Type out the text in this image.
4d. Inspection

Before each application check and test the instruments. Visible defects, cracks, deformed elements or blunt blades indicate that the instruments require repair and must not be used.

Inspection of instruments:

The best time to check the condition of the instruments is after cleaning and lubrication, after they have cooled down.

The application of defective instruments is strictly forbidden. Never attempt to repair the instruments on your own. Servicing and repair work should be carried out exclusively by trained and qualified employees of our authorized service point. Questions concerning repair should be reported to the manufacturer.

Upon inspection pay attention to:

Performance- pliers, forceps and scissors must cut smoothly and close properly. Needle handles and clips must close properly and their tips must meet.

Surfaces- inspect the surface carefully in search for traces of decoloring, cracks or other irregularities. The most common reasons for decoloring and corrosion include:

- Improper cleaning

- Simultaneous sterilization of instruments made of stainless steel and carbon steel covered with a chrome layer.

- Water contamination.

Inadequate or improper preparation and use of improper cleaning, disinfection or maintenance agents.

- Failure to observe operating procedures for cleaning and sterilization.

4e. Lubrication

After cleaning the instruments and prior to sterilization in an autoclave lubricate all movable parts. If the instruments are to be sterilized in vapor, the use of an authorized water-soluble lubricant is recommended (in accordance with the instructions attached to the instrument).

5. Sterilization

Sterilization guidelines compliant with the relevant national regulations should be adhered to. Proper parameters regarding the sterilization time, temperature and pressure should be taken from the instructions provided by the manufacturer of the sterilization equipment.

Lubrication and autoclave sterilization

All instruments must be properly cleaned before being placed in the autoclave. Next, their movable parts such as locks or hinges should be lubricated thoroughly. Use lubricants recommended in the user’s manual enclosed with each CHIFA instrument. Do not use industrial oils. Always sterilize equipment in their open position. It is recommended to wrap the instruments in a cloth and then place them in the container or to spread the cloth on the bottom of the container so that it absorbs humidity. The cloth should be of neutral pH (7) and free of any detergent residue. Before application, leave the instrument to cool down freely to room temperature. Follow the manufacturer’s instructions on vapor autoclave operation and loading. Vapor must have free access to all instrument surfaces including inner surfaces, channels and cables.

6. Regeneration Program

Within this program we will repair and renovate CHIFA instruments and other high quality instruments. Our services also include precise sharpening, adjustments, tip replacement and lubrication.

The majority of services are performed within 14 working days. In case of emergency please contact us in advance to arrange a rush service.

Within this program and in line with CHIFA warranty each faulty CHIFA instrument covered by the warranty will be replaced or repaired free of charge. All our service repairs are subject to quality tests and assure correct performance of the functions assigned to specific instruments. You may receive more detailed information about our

- - - - -

(Requirement) Recopy all the lines exactly as they appear.

(Finished task)
Type out the text in this image.
4d. Inspection

Before each application check and test the instruments. Visible defects, cracks, deformed elements or blunt blades indicate that the instruments require repair and must not be used.

Inspection of instruments:

The best time to check the condition of the instruments is after cleaning and lubrication, after they have cooled down.

The application of defective instruments is strictly forbidden. Never attempt to repair the instruments on your own. Servicing and repair work should be carried out exclusively by trained and qualified employees of our authorized service point. Questions concerning repair should be reported to the manufacturer.

Upon inspection pay attention to:

Performance- pliers, forceps and scissors must cut smoothly and close properly. Needle handles and clips must close properly and their tips must meet.

Surfaces- inspect the surface carefully in search for traces of decoloring, cracks or other irregularities. The most common reasons for decoloring and corrosion include:

- Improper cleaning

- Simultaneous sterilization of instruments made of stainless steel and carbon steel covered with a chrome layer.

- Water contamination.

Inadequate or improper preparation and use of improper cleaning, disinfection or maintenance agents.

- Failure to observe operating procedures for cleaning and sterilization.

4e. Lubrication

After cleaning the instruments and prior to sterilization in an autoclave lubricate all movable parts. If the instruments are to be sterilized in vapor, the use of an authorized water-soluble lubricant is recommended (in accordance with the instructions attached to the instrument).

5. Sterilization

Sterilization guidelines compliant with the relevant national regulations should be adhered to. Proper parameters regarding the sterilization time, temperature and pressure should be taken from the instructions provided by the manufacturer of the sterilization equipment.

Lubrication and autoclave sterilization

All instruments must be properly cleaned before being placed in the autoclave. Next, their movable parts such as locks or hinges should be lubricated thoroughly. Use lubricants recommended in the user’s manual enclosed with each CHIFA instrument. Do not use industrial oils. Always sterilize equipment in their open position. It is recommended to wrap the instruments in a cloth and then place them in the container or to spread the cloth on the bottom of the container so that it absorbs humidity. The cloth should be of neutral pH (7) and free of any detergent residue. Before application, leave the instrument to cool down freely to room temperature. Follow the manufacturer’s instructions on vapor autoclave operation and loading. Vapor must have free access to all instrument surfaces including inner surfaces, channels and cables.

6. Regeneration Program

Within this program we will repair and renovate CHIFA instruments and other high quality instruments. Our services also include precise sharpening, adjustments, tip replacement and lubrication.

The majority of services are performed within 14 working days. In case of emergency please contact us in advance to arrange a rush service.

Within this program and in line with CHIFA warranty each faulty CHIFA instrument covered by the warranty will be replaced or repaired free of charge. All our service repairs are subject to quality tests and assure correct performance of the functions assigned to specific instruments. You may receive more detailed information about our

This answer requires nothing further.